Identify each line below containing the string "with" and copy it.

Material for this exercise:
## begin

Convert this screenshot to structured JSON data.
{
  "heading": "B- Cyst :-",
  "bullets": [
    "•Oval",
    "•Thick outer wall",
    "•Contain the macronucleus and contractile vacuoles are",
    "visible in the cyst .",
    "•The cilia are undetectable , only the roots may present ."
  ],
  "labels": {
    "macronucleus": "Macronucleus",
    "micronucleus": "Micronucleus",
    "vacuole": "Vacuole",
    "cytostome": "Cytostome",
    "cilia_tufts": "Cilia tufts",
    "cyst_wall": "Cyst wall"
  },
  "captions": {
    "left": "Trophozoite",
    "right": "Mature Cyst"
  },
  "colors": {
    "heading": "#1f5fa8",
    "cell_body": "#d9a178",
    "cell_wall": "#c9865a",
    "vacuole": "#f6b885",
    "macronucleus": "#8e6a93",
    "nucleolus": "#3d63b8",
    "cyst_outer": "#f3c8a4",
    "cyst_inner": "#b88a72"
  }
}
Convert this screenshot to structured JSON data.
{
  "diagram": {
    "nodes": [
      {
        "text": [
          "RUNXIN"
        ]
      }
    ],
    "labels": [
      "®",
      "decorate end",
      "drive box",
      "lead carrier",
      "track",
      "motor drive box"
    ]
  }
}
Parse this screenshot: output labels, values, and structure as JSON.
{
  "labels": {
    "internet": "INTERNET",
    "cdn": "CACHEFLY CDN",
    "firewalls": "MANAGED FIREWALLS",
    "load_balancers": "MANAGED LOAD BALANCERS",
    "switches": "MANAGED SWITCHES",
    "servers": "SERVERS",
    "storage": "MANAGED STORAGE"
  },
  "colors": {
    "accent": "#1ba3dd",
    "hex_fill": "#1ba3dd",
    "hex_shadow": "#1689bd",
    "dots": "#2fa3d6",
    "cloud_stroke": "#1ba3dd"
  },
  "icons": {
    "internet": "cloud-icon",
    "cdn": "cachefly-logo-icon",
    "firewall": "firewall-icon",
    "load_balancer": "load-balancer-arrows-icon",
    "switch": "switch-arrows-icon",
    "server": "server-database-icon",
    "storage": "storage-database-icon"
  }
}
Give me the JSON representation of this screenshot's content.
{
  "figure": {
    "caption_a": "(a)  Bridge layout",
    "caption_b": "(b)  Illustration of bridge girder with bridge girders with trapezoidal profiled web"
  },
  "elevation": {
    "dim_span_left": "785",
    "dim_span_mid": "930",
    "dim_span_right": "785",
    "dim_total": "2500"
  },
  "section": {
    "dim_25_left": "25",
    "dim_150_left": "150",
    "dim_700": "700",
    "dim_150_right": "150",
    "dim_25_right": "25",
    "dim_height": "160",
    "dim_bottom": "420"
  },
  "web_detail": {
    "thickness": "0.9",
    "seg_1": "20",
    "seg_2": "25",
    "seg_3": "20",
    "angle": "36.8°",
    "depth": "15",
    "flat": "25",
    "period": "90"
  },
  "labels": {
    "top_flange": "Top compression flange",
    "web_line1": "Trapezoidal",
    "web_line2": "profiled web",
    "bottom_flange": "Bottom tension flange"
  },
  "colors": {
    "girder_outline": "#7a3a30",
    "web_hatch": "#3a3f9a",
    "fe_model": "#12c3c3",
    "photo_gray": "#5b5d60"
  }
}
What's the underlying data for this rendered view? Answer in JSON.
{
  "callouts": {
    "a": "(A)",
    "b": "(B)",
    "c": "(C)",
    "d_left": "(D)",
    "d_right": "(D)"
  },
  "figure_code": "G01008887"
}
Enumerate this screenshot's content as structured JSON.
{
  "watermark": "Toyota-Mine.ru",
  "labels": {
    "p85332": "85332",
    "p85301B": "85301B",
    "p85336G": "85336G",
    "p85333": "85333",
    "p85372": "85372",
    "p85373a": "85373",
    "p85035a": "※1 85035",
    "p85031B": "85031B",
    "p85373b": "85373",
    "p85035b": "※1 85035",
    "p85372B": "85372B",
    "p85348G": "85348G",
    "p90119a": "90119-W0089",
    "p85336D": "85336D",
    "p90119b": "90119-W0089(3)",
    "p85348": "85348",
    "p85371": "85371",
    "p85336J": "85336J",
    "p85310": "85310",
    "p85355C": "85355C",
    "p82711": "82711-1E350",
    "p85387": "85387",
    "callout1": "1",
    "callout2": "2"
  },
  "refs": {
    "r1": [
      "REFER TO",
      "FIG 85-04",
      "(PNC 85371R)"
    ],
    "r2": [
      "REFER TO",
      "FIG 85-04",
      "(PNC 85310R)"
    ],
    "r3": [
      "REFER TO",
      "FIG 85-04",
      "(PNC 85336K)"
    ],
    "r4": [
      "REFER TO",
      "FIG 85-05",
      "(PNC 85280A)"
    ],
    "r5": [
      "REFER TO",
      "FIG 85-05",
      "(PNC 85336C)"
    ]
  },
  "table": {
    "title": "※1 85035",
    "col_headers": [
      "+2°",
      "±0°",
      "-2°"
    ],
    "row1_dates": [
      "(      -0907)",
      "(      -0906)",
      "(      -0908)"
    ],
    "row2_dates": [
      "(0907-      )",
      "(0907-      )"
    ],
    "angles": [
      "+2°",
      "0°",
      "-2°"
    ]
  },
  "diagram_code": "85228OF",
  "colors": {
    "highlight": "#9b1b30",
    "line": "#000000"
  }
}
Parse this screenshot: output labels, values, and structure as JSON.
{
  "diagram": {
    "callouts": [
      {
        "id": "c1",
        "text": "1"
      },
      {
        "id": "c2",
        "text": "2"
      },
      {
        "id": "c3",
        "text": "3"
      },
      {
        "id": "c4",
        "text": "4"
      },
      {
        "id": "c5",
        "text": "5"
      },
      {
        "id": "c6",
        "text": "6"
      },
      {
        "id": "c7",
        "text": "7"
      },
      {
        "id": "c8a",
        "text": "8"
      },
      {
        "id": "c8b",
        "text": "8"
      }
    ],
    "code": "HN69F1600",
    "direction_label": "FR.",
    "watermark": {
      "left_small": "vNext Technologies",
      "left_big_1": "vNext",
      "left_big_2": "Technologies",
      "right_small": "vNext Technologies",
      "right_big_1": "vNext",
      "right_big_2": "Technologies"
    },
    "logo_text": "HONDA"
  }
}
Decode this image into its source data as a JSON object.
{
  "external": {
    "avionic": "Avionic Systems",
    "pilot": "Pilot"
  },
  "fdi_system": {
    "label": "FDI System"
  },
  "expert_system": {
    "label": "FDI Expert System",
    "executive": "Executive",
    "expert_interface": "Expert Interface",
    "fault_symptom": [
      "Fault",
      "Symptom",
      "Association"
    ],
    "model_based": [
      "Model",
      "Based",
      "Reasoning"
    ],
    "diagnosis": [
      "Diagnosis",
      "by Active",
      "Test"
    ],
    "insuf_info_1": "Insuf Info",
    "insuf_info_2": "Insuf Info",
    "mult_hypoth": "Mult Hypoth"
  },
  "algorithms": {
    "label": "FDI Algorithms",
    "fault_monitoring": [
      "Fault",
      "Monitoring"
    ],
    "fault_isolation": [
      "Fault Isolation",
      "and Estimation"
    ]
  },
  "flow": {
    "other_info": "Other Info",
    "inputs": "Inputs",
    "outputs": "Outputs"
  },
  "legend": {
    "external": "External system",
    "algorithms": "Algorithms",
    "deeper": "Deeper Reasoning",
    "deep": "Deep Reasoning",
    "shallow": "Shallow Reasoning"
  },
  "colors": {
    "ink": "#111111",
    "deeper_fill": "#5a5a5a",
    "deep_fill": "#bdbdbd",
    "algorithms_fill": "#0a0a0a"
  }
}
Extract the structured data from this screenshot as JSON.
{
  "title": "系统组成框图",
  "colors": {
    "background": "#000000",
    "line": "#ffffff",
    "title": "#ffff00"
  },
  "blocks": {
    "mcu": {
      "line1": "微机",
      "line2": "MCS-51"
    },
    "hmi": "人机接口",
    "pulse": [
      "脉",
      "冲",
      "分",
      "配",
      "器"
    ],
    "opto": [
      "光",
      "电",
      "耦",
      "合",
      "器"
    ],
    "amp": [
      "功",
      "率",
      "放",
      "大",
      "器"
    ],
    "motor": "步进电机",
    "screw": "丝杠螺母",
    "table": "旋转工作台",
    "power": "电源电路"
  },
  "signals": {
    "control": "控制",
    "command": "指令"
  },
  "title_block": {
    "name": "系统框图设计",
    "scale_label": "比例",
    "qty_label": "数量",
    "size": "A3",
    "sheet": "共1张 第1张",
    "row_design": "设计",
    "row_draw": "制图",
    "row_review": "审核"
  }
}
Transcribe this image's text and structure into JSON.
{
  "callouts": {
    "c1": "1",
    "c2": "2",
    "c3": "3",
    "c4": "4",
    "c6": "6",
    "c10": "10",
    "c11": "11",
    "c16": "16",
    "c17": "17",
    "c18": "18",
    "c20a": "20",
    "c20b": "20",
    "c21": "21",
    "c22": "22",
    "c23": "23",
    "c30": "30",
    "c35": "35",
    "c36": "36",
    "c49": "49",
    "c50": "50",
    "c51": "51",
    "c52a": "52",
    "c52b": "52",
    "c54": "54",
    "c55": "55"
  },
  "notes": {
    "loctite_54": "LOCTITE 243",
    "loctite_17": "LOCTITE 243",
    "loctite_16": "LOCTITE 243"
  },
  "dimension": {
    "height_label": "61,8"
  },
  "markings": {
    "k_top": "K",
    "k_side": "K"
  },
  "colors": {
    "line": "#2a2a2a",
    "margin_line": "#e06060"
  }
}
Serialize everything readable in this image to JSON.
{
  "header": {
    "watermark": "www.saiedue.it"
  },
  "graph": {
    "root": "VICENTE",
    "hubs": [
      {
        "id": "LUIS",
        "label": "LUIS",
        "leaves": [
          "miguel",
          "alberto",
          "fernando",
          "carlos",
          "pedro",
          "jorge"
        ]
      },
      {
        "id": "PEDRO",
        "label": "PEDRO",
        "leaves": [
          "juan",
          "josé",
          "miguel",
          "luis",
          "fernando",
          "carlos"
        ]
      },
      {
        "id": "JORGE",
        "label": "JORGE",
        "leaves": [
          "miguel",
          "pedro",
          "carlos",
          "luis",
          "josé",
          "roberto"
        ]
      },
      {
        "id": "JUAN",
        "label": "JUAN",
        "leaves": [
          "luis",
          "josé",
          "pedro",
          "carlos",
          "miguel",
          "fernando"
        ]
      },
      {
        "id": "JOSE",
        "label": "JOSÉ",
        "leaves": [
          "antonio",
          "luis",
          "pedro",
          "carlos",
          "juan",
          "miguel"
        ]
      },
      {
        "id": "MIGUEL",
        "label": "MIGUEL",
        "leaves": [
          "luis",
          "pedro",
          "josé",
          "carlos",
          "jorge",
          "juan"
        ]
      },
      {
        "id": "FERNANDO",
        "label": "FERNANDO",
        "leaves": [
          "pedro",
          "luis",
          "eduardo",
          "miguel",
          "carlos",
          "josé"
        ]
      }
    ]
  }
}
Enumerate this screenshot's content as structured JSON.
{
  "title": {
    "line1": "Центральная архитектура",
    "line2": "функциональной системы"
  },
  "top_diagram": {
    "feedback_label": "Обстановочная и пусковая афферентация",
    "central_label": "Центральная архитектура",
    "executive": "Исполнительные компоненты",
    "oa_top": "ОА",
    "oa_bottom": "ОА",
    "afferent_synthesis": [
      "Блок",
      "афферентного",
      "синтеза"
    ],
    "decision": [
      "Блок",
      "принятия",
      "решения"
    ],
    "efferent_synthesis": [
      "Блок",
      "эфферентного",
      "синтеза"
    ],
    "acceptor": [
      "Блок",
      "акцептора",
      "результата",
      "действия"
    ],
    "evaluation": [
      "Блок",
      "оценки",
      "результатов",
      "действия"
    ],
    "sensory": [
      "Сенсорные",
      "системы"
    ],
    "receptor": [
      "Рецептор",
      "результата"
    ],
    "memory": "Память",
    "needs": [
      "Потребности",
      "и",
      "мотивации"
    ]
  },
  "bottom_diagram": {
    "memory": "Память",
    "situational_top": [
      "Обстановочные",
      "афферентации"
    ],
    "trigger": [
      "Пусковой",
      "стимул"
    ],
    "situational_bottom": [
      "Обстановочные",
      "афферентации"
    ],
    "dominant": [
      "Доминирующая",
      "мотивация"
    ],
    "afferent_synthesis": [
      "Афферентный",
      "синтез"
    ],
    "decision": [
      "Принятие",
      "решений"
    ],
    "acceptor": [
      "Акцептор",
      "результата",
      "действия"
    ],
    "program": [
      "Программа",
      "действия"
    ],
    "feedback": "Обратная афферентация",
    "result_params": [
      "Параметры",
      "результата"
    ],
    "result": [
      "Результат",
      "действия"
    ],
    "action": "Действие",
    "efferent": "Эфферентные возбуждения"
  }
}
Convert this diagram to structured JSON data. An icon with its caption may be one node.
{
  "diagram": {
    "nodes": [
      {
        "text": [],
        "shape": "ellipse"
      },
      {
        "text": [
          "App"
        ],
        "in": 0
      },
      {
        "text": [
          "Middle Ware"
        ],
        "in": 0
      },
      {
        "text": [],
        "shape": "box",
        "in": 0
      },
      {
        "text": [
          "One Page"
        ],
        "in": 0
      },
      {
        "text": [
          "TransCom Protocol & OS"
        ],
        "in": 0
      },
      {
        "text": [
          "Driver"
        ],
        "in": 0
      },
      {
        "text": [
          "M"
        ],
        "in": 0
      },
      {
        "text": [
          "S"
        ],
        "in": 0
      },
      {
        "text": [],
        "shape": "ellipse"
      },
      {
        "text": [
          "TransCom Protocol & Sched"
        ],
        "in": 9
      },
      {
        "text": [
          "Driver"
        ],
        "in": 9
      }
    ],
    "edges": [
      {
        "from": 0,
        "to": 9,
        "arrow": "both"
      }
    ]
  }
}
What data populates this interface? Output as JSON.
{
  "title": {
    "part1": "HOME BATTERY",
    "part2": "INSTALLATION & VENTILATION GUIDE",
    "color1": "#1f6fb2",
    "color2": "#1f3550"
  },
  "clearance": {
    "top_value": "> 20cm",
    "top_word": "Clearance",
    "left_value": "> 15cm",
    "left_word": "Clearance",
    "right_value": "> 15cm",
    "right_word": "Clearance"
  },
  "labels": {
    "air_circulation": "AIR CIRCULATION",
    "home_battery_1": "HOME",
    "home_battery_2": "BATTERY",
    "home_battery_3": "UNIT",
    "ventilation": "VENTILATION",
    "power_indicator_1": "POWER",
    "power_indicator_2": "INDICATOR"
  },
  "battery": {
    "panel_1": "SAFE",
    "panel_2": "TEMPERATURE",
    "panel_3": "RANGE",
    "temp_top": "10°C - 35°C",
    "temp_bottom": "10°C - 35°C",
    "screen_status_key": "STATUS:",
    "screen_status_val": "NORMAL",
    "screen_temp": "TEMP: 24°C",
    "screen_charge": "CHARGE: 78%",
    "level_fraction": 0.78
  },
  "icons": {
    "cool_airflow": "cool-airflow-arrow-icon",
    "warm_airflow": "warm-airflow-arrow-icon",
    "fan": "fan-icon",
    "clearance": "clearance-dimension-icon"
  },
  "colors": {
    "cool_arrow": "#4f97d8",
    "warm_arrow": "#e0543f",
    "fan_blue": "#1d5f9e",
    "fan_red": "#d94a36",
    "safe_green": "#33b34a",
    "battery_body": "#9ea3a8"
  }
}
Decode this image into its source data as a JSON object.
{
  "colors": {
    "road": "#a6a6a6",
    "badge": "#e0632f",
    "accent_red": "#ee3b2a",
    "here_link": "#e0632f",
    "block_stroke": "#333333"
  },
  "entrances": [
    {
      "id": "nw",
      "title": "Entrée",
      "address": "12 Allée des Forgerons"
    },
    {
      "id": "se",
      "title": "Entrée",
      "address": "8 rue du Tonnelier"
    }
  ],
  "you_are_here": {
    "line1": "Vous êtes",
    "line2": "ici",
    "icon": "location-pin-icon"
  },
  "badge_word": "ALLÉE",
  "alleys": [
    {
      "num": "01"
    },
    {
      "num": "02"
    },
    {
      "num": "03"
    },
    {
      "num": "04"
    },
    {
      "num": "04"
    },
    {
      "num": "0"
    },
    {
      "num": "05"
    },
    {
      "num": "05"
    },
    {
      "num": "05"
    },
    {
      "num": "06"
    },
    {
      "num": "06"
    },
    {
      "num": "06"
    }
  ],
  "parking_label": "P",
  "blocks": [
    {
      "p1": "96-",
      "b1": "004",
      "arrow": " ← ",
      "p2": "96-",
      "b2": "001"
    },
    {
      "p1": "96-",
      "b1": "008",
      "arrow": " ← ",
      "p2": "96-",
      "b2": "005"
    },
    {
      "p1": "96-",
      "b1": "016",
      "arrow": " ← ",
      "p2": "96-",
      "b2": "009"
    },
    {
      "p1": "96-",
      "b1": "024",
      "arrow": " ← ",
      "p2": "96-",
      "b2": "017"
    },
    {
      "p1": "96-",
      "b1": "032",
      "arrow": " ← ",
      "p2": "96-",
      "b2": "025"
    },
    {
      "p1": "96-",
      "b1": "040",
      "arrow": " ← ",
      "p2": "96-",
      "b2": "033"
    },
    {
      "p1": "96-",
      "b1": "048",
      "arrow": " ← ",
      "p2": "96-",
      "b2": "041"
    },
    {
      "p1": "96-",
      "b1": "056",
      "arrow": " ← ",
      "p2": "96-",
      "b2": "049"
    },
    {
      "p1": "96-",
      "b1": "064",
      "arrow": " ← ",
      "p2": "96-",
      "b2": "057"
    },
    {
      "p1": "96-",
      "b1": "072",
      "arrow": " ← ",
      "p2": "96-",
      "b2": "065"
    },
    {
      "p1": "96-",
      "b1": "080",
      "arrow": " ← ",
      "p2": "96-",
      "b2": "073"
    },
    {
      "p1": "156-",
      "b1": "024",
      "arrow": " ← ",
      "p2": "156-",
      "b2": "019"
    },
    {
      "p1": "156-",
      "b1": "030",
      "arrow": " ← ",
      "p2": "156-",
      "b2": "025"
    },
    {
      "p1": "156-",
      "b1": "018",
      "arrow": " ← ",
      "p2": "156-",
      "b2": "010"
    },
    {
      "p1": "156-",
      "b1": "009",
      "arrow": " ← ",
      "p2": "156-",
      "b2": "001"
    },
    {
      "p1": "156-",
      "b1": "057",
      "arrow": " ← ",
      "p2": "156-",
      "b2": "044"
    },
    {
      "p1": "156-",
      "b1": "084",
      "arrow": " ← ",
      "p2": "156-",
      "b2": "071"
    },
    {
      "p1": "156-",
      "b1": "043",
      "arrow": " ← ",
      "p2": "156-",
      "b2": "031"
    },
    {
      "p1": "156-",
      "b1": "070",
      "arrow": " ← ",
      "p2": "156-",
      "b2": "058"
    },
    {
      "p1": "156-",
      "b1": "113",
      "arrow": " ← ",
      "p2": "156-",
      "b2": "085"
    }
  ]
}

## end

Answer below:
    "caption_b": "(b)  Illustration of bridge girder with bridge girders with trapezoidal profiled web"
Convert this diagram to structured JSON data. An icon with its caption may be one node.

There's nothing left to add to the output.